# EXTRACT PROVIDED start

Basically there are two types of third party SPICE models, ..MODEL and .SUBCKT .

The .MODEL models are for the basic parts like transistors diodes and mosfets. They decribe the intrinsic SPICE models.

The .SUBCKT models are subcircuit models which are used when more than the intrinsic model is needed. Examples are additional lead inductors and capacitors or more complex subcircuits like opamp models.

The way how to include it depends on the model type. The easiest way for a .MODEL part is placing the .MODEL definition directly into the schematic or using a ..INCLUDE filename command line to add the definition to your schematic.

Example for a npn transistor:

  1. Add a npn-symbol to your schematic.
  2. Replace the value NPN with BC547C
3a. Add the .MODEL BC547C line to your schematic 3b. If you have a file bipol.lib containing your .MODEL BC547C (others may be too in this file), then you have to add a command line .INCLUDE bipol.lib

Example for a 5-pin opamp:

  1. Add a opamp2-symbol to your schematic. [Opamps] opamp2
  2. Replace the value opamp2 with TL072 in your schematic.
3a. Add the .SUBCKT ..... line to your schematic 3b. If you have a file ti.lib containing your .SUBCKT TL072 (others may be too in this file) then you have to add a command line .INCLUDE ti.lib

Example for a 3-pin npn transistor, but with a .SUBCKT

  1. Add a npn-symbol to your schematic.

# EXTRACT PROVIDED end

> **THINGS TO DO**:
a: How would you say this sentence from the SPICE models text in Spanish: "The .MODEL models are for the basic parts like transistors diodes and mosfets."?
b: Can you answer these from the SPICE models text?
(i) How many types of third party SPICE models are there?
(ii) In the 5-pin opamp example, what value replaces opamp2?
(iii) In the npn transistor example, what file contains the .MODEL BC547C?
c: How would you turn the paragraph of the SPICE models text that begins "The .SUBCKT models are subcircuit models" into a short list that keeps its main facts?

# DATASET CONTENT start

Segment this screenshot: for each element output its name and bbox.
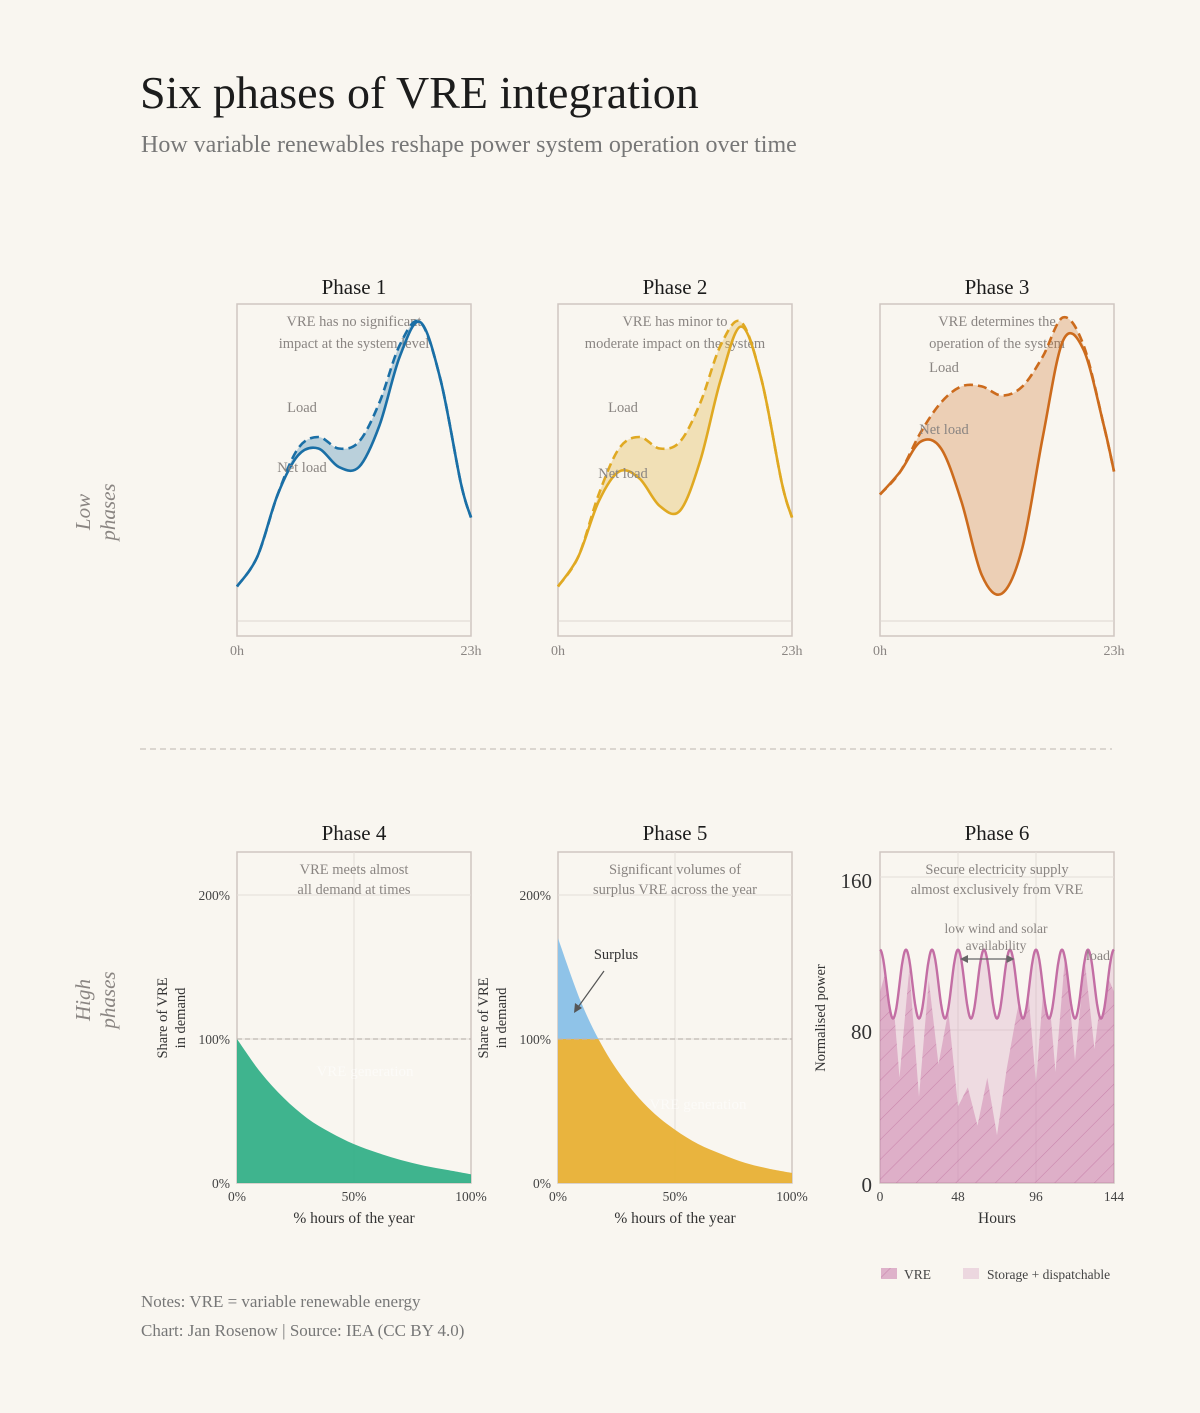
x-tick-label: 50% <box>663 1189 688 1204</box>
surplus-arrow <box>575 970 605 1011</box>
x-tick-label: 0h <box>873 644 887 659</box>
panel-annotation: Significant volumes of <box>609 862 741 878</box>
panel-annotation: VRE meets almost <box>300 862 409 878</box>
x-axis-label: % hours of the year <box>293 1210 415 1227</box>
y-tick-label: 0 <box>862 1173 873 1197</box>
y-tick-label: 100% <box>520 1032 552 1047</box>
legend-label-storage: Storage + dispatchable <box>987 1267 1110 1282</box>
net-load-line <box>556 325 794 588</box>
vre-contribution-area <box>558 320 792 587</box>
y-tick-label: 160 <box>841 869 873 893</box>
panel-title: Phase 2 <box>643 275 708 299</box>
surplus-label: Surplus <box>594 947 639 963</box>
panel-frame <box>236 303 472 637</box>
panel-annotation: VRE has minor to <box>622 314 727 330</box>
x-tick-label: 0h <box>551 644 565 659</box>
net-load-label: Net load <box>919 422 969 438</box>
area-label: VRE generation <box>316 1064 414 1080</box>
load-line <box>879 948 1115 1020</box>
chart-subtitle: How variable renewables reshape power sy… <box>141 132 797 158</box>
callout-label: low wind and solar <box>944 921 1048 936</box>
x-tick-label: 48 <box>951 1189 965 1204</box>
x-axis-label: Hours <box>978 1210 1016 1227</box>
y-axis-label: Normalised power <box>813 964 829 1072</box>
panel-annotation: almost exclusively from VRE <box>911 882 1084 898</box>
x-tick-label: 23h <box>461 644 482 659</box>
y-tick-label: 0% <box>533 1176 551 1191</box>
chart-notes: Notes: VRE = variable renewable energy C… <box>141 1287 464 1345</box>
callout-arrowhead-left <box>960 955 968 963</box>
panel-annotation: all demand at times <box>297 882 411 898</box>
panel-title: Phase 3 <box>965 275 1030 299</box>
legend-swatch-vre-hatch <box>881 1268 897 1279</box>
surplus-arrowhead <box>574 1003 582 1013</box>
panel-annotation: operation of the system <box>929 336 1065 352</box>
chart-title: Six phases of VRE integration <box>140 67 699 118</box>
vre-hatch <box>880 953 1114 1183</box>
vre-generation-area <box>237 1039 471 1183</box>
y-tick-label: 80 <box>851 1020 872 1044</box>
x-tick-label: 96 <box>1029 1189 1043 1204</box>
panel-annotation: surplus VRE across the year <box>593 882 757 898</box>
x-tick-label: 23h <box>782 644 803 659</box>
x-tick-label: 23h <box>1104 644 1125 659</box>
panel-annotation: Secure electricity supply <box>925 862 1069 878</box>
panel-title: Phase 1 <box>322 275 387 299</box>
callout-arrowhead-right <box>1006 955 1015 963</box>
panel-frame <box>557 303 793 637</box>
y-tick-label: 100% <box>199 1032 231 1047</box>
panel-annotation: VRE has no significant <box>287 314 422 330</box>
panel-annotation: VRE determines the <box>938 314 1056 330</box>
load-line <box>879 315 1116 496</box>
net-load-label: Net load <box>598 466 648 482</box>
x-tick-label: 50% <box>342 1189 367 1204</box>
net-load-label: Net load <box>277 460 327 476</box>
row-label-low: Lowphases <box>71 483 120 542</box>
load-label: load <box>1086 949 1110 964</box>
x-tick-label: 100% <box>455 1189 487 1204</box>
x-tick-label: 0% <box>228 1189 246 1204</box>
x-tick-label: 0 <box>877 1189 884 1204</box>
y-axis-label: Share of VRE in demand <box>155 977 189 1058</box>
load-label: Load <box>929 360 960 376</box>
y-tick-label: 200% <box>199 888 231 903</box>
surplus-area <box>558 938 599 1039</box>
panel-annotation: impact at the system level <box>279 336 430 352</box>
callout-label: availability <box>966 938 1027 953</box>
panel-title: Phase 6 <box>965 821 1030 845</box>
load-label: Load <box>608 400 639 416</box>
net-load-line <box>235 320 473 588</box>
area-label: VRE generation <box>649 1097 747 1113</box>
legend-swatch-storage <box>963 1268 979 1279</box>
y-tick-label: 0% <box>212 1176 230 1191</box>
vre-generation-area <box>558 1039 792 1183</box>
x-axis-label: % hours of the year <box>614 1210 736 1227</box>
x-tick-label: 144 <box>1104 1189 1125 1204</box>
legend-label-vre: VRE <box>904 1267 931 1282</box>
x-tick-label: 0% <box>549 1189 567 1204</box>
vre-contribution-area <box>880 317 1114 595</box>
load-label: Load <box>287 400 318 416</box>
credit-line: Chart: Jan Rosenow | Source: IEA (CC BY … <box>141 1321 465 1340</box>
panel-title: Phase 4 <box>322 821 387 845</box>
y-tick-label: 200% <box>520 888 552 903</box>
y-axis-label: Share of VRE in demand <box>476 977 510 1058</box>
notes-line: Notes: VRE = variable renewable energy <box>141 1292 421 1311</box>
net-load-line <box>879 331 1116 596</box>
panel-title: Phase 5 <box>643 821 708 845</box>
x-tick-label: 0h <box>230 644 244 659</box>
row-label-high: Highphases <box>71 971 120 1030</box>
x-tick-label: 100% <box>776 1189 808 1204</box>
panel-annotation: moderate impact on the system <box>585 336 766 352</box>
vre-contribution-area <box>237 320 471 587</box>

# DATASET CONTENT end

> **COMPLETE ANSWERS**:
a: Los modelos .MODEL son para los componentes básicos como transistores, diodos y mosfets.

b:
(i) Two.
(ii) TL072.
(iii) bipol.lib.

c:
- .SUBCKT models are subcircuit models.
- They are used when more than the intrinsic model is needed.
- Examples: additional lead inductors and capacitors, or more complex subcircuits such as opamp models.